**The exercise**: Records follow. Copy every line with "канала".

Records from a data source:
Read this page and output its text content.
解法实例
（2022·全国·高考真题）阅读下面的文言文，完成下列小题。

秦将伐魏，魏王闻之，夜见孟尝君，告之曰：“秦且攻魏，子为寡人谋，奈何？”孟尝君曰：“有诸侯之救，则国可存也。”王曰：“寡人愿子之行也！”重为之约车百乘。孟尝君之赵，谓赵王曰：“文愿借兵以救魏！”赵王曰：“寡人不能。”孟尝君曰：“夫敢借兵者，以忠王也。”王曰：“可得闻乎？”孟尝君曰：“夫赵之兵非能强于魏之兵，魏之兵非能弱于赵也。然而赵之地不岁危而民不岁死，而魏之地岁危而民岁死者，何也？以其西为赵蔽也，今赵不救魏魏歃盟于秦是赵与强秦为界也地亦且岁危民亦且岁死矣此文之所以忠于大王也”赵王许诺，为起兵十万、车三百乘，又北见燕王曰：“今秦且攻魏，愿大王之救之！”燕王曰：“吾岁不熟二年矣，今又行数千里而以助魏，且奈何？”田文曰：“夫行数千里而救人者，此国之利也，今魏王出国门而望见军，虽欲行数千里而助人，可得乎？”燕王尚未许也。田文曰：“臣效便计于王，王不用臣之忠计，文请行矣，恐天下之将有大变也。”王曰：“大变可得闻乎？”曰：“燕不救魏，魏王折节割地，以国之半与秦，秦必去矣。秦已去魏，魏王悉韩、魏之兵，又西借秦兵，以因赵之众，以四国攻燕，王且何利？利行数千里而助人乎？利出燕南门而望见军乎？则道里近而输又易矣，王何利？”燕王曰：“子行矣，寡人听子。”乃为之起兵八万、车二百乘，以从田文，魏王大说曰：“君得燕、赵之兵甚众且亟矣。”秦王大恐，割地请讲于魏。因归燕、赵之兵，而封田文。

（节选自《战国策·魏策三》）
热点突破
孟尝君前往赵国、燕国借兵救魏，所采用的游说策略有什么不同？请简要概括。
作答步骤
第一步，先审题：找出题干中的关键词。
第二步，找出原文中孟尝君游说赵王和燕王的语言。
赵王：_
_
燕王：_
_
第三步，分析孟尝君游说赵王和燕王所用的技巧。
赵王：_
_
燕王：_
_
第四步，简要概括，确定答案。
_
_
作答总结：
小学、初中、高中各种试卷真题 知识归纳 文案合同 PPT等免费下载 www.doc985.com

---

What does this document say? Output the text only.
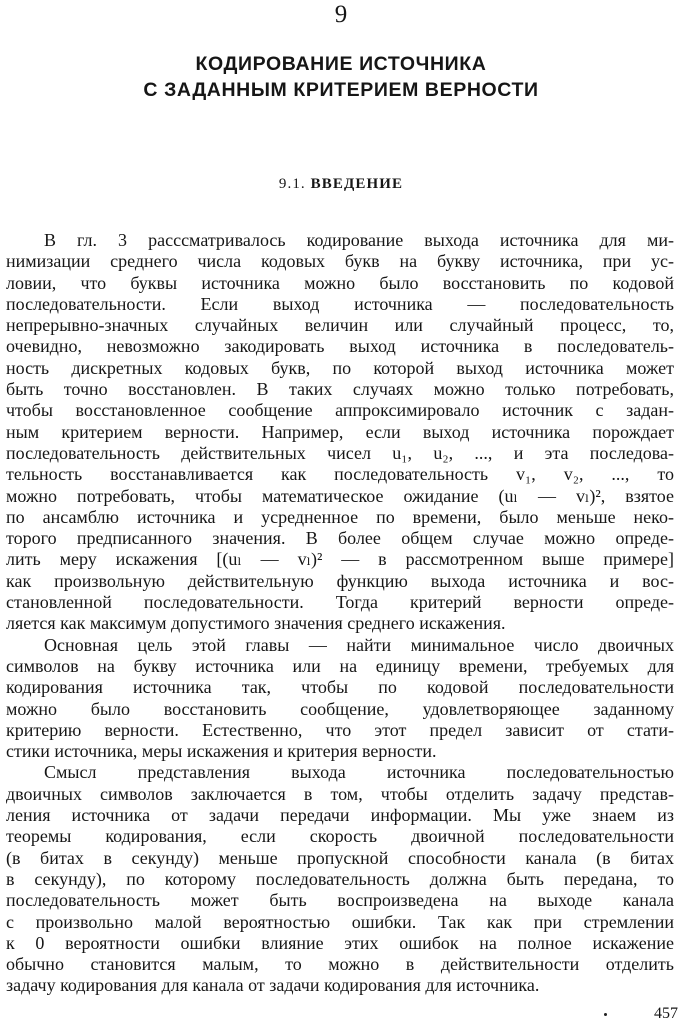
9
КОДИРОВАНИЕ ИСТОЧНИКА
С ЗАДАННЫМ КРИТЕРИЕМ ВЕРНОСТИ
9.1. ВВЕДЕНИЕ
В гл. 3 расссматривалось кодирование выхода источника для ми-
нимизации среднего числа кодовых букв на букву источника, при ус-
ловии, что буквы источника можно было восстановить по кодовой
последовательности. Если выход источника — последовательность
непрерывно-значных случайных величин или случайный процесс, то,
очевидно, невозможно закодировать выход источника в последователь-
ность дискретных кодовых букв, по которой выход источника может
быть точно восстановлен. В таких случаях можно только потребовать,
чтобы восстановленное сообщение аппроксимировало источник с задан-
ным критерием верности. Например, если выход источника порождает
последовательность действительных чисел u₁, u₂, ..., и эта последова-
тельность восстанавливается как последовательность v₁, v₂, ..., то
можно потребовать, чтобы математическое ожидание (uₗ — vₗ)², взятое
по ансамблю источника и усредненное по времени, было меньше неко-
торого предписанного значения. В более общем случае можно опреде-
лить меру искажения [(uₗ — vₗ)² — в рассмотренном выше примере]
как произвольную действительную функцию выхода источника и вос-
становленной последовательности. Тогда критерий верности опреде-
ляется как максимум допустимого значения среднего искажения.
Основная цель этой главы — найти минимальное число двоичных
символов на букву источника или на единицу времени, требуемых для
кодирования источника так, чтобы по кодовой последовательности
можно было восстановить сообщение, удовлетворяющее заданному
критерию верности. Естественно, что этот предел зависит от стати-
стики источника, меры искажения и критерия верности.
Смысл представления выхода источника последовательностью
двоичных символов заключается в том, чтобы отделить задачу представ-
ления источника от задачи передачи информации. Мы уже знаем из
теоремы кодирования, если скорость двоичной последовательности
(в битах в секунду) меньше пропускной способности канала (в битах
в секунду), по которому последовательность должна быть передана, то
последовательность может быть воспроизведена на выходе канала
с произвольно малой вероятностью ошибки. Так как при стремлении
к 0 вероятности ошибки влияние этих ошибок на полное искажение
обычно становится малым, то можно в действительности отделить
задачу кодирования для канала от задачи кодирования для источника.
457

**Final answer**:
(в битах в секунду) меньше пропускной способности канала (в битах
последовательность может быть воспроизведена на выходе канала
задачу кодирования для канала от задачи кодирования для источника.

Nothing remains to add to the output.